-- BEGIN Excerpted data --

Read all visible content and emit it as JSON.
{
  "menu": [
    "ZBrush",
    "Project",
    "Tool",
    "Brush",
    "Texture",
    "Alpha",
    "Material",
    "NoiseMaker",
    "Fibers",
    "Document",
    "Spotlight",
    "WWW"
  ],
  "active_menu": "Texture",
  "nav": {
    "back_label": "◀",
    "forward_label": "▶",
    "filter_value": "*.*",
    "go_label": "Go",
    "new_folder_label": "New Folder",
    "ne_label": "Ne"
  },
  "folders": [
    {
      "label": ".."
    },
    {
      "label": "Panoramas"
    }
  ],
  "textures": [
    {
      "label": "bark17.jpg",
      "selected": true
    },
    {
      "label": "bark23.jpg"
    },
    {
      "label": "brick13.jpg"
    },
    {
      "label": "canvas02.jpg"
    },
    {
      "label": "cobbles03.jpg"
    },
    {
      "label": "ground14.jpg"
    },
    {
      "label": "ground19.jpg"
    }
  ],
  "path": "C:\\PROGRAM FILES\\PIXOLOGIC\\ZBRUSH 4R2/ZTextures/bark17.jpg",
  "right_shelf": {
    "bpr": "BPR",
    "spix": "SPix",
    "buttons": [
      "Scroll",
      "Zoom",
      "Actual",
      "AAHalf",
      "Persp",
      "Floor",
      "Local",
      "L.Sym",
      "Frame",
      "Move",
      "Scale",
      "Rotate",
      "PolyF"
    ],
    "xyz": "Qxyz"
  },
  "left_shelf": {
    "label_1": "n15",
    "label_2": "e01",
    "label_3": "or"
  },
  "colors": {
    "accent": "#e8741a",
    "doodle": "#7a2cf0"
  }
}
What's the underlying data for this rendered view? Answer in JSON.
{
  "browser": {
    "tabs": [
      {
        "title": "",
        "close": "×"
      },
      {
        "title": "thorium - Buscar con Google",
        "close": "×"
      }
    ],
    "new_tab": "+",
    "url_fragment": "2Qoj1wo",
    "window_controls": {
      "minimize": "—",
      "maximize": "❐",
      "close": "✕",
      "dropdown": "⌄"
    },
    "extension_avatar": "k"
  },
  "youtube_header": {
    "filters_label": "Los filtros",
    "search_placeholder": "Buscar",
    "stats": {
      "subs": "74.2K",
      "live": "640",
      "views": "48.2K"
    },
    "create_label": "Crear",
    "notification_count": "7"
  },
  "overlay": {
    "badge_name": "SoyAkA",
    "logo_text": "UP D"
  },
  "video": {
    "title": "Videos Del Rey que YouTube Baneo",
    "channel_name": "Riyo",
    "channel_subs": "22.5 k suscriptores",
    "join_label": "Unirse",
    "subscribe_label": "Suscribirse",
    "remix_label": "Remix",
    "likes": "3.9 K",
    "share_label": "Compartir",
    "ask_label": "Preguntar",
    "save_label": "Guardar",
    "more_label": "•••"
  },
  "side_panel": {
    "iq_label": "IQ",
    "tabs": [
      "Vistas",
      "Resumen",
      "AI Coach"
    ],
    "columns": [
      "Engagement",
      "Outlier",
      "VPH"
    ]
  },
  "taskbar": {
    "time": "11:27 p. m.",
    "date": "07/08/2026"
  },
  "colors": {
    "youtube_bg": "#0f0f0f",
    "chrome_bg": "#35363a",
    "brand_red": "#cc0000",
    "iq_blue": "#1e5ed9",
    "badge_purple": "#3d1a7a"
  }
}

-- END Excerpted data --

#### [Work to do]
Show, from the listing above, each line that contains the word "title".

#### [Solution to this exercise]
        "title": "",
        "title": "thorium - Buscar con Google",
    "title": "Videos Del Rey que YouTube Baneo",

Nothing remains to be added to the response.